TASK DIRECTIONS: Each line of the material below should be reproduced exactly.

═════ MATERIAL PROVIDED ═════

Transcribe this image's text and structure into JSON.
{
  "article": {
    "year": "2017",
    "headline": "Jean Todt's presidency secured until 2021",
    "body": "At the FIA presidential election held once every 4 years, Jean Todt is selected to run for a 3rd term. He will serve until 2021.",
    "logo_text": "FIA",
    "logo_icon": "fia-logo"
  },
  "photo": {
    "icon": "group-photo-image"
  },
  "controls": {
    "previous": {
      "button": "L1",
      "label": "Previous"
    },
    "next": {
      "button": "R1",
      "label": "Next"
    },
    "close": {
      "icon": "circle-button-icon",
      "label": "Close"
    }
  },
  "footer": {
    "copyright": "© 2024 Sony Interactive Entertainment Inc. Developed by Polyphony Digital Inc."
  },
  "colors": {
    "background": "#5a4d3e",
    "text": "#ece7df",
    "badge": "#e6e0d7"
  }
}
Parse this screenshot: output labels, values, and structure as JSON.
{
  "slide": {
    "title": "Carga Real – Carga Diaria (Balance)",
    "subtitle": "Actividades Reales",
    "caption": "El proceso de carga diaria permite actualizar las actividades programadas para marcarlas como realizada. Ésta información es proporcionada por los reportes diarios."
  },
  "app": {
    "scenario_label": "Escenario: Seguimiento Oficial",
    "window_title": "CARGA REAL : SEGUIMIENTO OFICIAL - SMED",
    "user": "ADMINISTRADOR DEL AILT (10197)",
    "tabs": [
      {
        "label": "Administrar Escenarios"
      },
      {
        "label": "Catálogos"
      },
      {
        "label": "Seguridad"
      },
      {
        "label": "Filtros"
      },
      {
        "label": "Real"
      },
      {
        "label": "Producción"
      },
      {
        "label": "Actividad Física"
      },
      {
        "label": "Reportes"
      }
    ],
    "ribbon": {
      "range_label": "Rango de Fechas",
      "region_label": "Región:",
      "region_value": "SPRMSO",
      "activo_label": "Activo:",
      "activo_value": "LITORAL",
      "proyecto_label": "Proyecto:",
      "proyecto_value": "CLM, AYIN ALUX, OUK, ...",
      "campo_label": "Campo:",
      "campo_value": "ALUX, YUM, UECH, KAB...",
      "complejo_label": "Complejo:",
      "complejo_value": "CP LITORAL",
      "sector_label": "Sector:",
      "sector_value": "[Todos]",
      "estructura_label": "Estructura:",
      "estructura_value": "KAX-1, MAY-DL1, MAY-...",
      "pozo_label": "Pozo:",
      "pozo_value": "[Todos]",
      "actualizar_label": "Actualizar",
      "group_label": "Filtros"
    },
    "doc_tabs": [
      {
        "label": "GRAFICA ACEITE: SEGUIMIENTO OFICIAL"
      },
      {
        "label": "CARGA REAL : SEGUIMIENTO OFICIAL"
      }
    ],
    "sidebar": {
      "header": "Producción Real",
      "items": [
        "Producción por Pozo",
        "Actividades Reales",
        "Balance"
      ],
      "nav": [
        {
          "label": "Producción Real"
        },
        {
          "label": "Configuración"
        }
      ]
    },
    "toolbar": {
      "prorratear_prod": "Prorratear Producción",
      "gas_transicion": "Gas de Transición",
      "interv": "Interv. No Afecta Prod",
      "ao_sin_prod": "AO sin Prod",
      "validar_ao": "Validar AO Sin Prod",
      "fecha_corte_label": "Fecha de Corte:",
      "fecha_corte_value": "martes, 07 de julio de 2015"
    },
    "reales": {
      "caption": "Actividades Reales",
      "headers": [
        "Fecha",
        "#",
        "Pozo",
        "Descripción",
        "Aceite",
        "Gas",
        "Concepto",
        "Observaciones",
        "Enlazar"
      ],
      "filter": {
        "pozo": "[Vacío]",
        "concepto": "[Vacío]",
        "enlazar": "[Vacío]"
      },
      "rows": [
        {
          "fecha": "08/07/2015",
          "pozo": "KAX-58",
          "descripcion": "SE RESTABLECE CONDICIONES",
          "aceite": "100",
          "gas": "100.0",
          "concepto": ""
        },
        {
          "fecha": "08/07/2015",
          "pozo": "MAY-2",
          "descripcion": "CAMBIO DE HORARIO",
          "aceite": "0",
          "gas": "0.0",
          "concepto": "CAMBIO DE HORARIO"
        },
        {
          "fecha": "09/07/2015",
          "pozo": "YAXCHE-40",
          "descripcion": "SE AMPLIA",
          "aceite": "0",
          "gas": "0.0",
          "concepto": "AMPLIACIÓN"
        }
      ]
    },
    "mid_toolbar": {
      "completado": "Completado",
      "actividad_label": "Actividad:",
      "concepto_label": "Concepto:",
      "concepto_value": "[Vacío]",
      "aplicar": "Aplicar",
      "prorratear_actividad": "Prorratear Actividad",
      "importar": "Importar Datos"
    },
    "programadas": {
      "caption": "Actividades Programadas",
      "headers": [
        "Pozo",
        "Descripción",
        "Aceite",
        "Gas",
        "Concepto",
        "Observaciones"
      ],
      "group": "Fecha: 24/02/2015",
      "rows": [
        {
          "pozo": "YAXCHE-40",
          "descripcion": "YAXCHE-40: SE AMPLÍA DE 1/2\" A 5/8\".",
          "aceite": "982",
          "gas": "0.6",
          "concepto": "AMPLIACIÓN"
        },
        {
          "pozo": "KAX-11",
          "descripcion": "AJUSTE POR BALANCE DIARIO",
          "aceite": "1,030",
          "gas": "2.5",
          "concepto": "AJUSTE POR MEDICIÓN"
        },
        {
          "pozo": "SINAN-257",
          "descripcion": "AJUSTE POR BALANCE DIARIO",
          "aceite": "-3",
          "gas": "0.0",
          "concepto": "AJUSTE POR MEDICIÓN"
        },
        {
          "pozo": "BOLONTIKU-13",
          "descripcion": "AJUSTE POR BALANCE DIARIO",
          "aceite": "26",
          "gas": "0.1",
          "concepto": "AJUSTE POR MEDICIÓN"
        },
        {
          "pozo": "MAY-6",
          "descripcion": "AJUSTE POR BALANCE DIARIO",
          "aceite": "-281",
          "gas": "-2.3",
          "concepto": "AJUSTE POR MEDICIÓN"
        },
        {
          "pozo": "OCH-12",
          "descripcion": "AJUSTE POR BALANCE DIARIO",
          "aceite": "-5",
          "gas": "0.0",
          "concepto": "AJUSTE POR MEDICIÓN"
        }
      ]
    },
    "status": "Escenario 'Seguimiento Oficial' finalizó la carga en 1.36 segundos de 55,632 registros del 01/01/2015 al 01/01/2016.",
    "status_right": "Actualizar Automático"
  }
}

═════

RESULT:
Transcribe this image's text and structure into JSON.
{
  "article": {
    "year": "2017",
    "headline": "Jean Todt's presidency secured until 2021",
    "body": "At the FIA presidential election held once every 4 years, Jean Todt is selected to run for a 3rd term. He will serve until 2021.",
    "logo_text": "FIA",
    "logo_icon": "fia-logo"
  },
  "photo": {
    "icon": "group-photo-image"
  },
  "controls": {
    "previous": {
      "button": "L1",
      "label": "Previous"
    },
    "next": {
      "button": "R1",
      "label": "Next"
    },
    "close": {
      "icon": "circle-button-icon",
      "label": "Close"
    }
  },
  "footer": {
    "copyright": "© 2024 Sony Interactive Entertainment Inc. Developed by Polyphony Digital Inc."
  },
  "colors": {
    "background": "#5a4d3e",
    "text": "#ece7df",
    "badge": "#e6e0d7"
  }
}
Parse this screenshot: output labels, values, and structure as JSON.
{
  "slide": {
    "title": "Carga Real – Carga Diaria (Balance)",
    "subtitle": "Actividades Reales",
    "caption": "El proceso de carga diaria permite actualizar las actividades programadas para marcarlas como realizada. Ésta información es proporcionada por los reportes diarios."
  },
  "app": {
    "scenario_label": "Escenario: Seguimiento Oficial",
    "window_title": "CARGA REAL : SEGUIMIENTO OFICIAL - SMED",
    "user": "ADMINISTRADOR DEL AILT (10197)",
    "tabs": [
      {
        "label": "Administrar Escenarios"
      },
      {
        "label": "Catálogos"
      },
      {
        "label": "Seguridad"
      },
      {
        "label": "Filtros"
      },
      {
        "label": "Real"
      },
      {
        "label": "Producción"
      },
      {
        "label": "Actividad Física"
      },
      {
        "label": "Reportes"
      }
    ],
    "ribbon": {
      "range_label": "Rango de Fechas",
      "region_label": "Región:",
      "region_value": "SPRMSO",
      "activo_label": "Activo:",
      "activo_value": "LITORAL",
      "proyecto_label": "Proyecto:",
      "proyecto_value": "CLM, AYIN ALUX, OUK, ...",
      "campo_label": "Campo:",
      "campo_value": "ALUX, YUM, UECH, KAB...",
      "complejo_label": "Complejo:",
      "complejo_value": "CP LITORAL",
      "sector_label": "Sector:",
      "sector_value": "[Todos]",
      "estructura_label": "Estructura:",
      "estructura_value": "KAX-1, MAY-DL1, MAY-...",
      "pozo_label": "Pozo:",
      "pozo_value": "[Todos]",
      "actualizar_label": "Actualizar",
      "group_label": "Filtros"
    },
    "doc_tabs": [
      {
        "label": "GRAFICA ACEITE: SEGUIMIENTO OFICIAL"
      },
      {
        "label": "CARGA REAL : SEGUIMIENTO OFICIAL"
      }
    ],
    "sidebar": {
      "header": "Producción Real",
      "items": [
        "Producción por Pozo",
        "Actividades Reales",
        "Balance"
      ],
      "nav": [
        {
          "label": "Producción Real"
        },
        {
          "label": "Configuración"
        }
      ]
    },
    "toolbar": {
      "prorratear_prod": "Prorratear Producción",
      "gas_transicion": "Gas de Transición",
      "interv": "Interv. No Afecta Prod",
      "ao_sin_prod": "AO sin Prod",
      "validar_ao": "Validar AO Sin Prod",
      "fecha_corte_label": "Fecha de Corte:",
      "fecha_corte_value": "martes, 07 de julio de 2015"
    },
    "reales": {
      "caption": "Actividades Reales",
      "headers": [
        "Fecha",
        "#",
        "Pozo",
        "Descripción",
        "Aceite",
        "Gas",
        "Concepto",
        "Observaciones",
        "Enlazar"
      ],
      "filter": {
        "pozo": "[Vacío]",
        "concepto": "[Vacío]",
        "enlazar": "[Vacío]"
      },
      "rows": [
        {
          "fecha": "08/07/2015",
          "pozo": "KAX-58",
          "descripcion": "SE RESTABLECE CONDICIONES",
          "aceite": "100",
          "gas": "100.0",
          "concepto": ""
        },
        {
          "fecha": "08/07/2015",
          "pozo": "MAY-2",
          "descripcion": "CAMBIO DE HORARIO",
          "aceite": "0",
          "gas": "0.0",
          "concepto": "CAMBIO DE HORARIO"
        },
        {
          "fecha": "09/07/2015",
          "pozo": "YAXCHE-40",
          "descripcion": "SE AMPLIA",
          "aceite": "0",
          "gas": "0.0",
          "concepto": "AMPLIACIÓN"
        }
      ]
    },
    "mid_toolbar": {
      "completado": "Completado",
      "actividad_label": "Actividad:",
      "concepto_label": "Concepto:",
      "concepto_value": "[Vacío]",
      "aplicar": "Aplicar",
      "prorratear_actividad": "Prorratear Actividad",
      "importar": "Importar Datos"
    },
    "programadas": {
      "caption": "Actividades Programadas",
      "headers": [
        "Pozo",
        "Descripción",
        "Aceite",
        "Gas",
        "Concepto",
        "Observaciones"
      ],
      "group": "Fecha: 24/02/2015",
      "rows": [
        {
          "pozo": "YAXCHE-40",
          "descripcion": "YAXCHE-40: SE AMPLÍA DE 1/2\" A 5/8\".",
          "aceite": "982",
          "gas": "0.6",
          "concepto": "AMPLIACIÓN"
        },
        {
          "pozo": "KAX-11",
          "descripcion": "AJUSTE POR BALANCE DIARIO",
          "aceite": "1,030",
          "gas": "2.5",
          "concepto": "AJUSTE POR MEDICIÓN"
        },
        {
          "pozo": "SINAN-257",
          "descripcion": "AJUSTE POR BALANCE DIARIO",
          "aceite": "-3",
          "gas": "0.0",
          "concepto": "AJUSTE POR MEDICIÓN"
        },
        {
          "pozo": "BOLONTIKU-13",
          "descripcion": "AJUSTE POR BALANCE DIARIO",
          "aceite": "26",
          "gas": "0.1",
          "concepto": "AJUSTE POR MEDICIÓN"
        },
        {
          "pozo": "MAY-6",
          "descripcion": "AJUSTE POR BALANCE DIARIO",
          "aceite": "-281",
          "gas": "-2.3",
          "concepto": "AJUSTE POR MEDICIÓN"
        },
        {
          "pozo": "OCH-12",
          "descripcion": "AJUSTE POR BALANCE DIARIO",
          "aceite": "-5",
          "gas": "0.0",
          "concepto": "AJUSTE POR MEDICIÓN"
        }
      ]
    },
    "status": "Escenario 'Seguimiento Oficial' finalizó la carga en 1.36 segundos de 55,632 registros del 01/01/2015 al 01/01/2016.",
    "status_right": "Actualizar Automático"
  }
}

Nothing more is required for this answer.